§ Supplied records:
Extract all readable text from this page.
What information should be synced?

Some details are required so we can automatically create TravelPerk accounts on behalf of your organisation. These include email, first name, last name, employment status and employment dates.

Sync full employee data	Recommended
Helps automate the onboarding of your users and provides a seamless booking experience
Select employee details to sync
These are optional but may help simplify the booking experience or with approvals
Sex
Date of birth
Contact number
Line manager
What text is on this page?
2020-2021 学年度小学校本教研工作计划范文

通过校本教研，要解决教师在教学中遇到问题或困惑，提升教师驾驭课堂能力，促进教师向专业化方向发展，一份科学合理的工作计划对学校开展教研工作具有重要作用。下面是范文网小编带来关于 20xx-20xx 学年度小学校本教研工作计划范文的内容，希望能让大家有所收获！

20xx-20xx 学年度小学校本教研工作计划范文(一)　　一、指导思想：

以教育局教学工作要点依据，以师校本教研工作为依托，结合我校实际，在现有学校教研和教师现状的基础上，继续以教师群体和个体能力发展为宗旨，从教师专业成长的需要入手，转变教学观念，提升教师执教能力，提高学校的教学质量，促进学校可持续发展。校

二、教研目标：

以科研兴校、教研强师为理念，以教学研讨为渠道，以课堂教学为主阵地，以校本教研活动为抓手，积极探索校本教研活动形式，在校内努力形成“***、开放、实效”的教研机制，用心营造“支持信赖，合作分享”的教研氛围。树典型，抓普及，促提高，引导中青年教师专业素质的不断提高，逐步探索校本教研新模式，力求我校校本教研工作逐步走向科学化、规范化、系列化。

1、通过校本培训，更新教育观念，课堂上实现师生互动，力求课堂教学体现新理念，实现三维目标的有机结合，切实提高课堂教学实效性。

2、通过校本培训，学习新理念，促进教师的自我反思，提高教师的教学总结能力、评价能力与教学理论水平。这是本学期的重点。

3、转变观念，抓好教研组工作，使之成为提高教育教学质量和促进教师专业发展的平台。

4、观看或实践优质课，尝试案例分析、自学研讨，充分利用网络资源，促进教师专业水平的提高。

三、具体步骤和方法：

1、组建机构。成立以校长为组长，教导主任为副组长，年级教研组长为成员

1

§ Goal:
Print every line of the records exactly. Omit nothing.

§ Full response:
Extract all readable text from this page.
What information should be synced?

Some details are required so we can automatically create TravelPerk accounts on behalf of your organisation. These include email, first name, last name, employment status and employment dates.

Sync full employee data	Recommended
Helps automate the onboarding of your users and provides a seamless booking experience
Select employee details to sync
These are optional but may help simplify the booking experience or with approvals
Sex
Date of birth
Contact number
Line manager
What text is on this page?
2020-2021 学年度小学校本教研工作计划范文

通过校本教研，要解决教师在教学中遇到问题或困惑，提升教师驾驭课堂能力，促进教师向专业化方向发展，一份科学合理的工作计划对学校开展教研工作具有重要作用。下面是范文网小编带来关于 20xx-20xx 学年度小学校本教研工作计划范文的内容，希望能让大家有所收获！

20xx-20xx 学年度小学校本教研工作计划范文(一)　　一、指导思想：

以教育局教学工作要点依据，以师校本教研工作为依托，结合我校实际，在现有学校教研和教师现状的基础上，继续以教师群体和个体能力发展为宗旨，从教师专业成长的需要入手，转变教学观念，提升教师执教能力，提高学校的教学质量，促进学校可持续发展。校

二、教研目标：

以科研兴校、教研强师为理念，以教学研讨为渠道，以课堂教学为主阵地，以校本教研活动为抓手，积极探索校本教研活动形式，在校内努力形成“***、开放、实效”的教研机制，用心营造“支持信赖，合作分享”的教研氛围。树典型，抓普及，促提高，引导中青年教师专业素质的不断提高，逐步探索校本教研新模式，力求我校校本教研工作逐步走向科学化、规范化、系列化。

1、通过校本培训，更新教育观念，课堂上实现师生互动，力求课堂教学体现新理念，实现三维目标的有机结合，切实提高课堂教学实效性。

2、通过校本培训，学习新理念，促进教师的自我反思，提高教师的教学总结能力、评价能力与教学理论水平。这是本学期的重点。

3、转变观念，抓好教研组工作，使之成为提高教育教学质量和促进教师专业发展的平台。

4、观看或实践优质课，尝试案例分析、自学研讨，充分利用网络资源，促进教师专业水平的提高。

三、具体步骤和方法：

1、组建机构。成立以校长为组长，教导主任为副组长，年级教研组长为成员

1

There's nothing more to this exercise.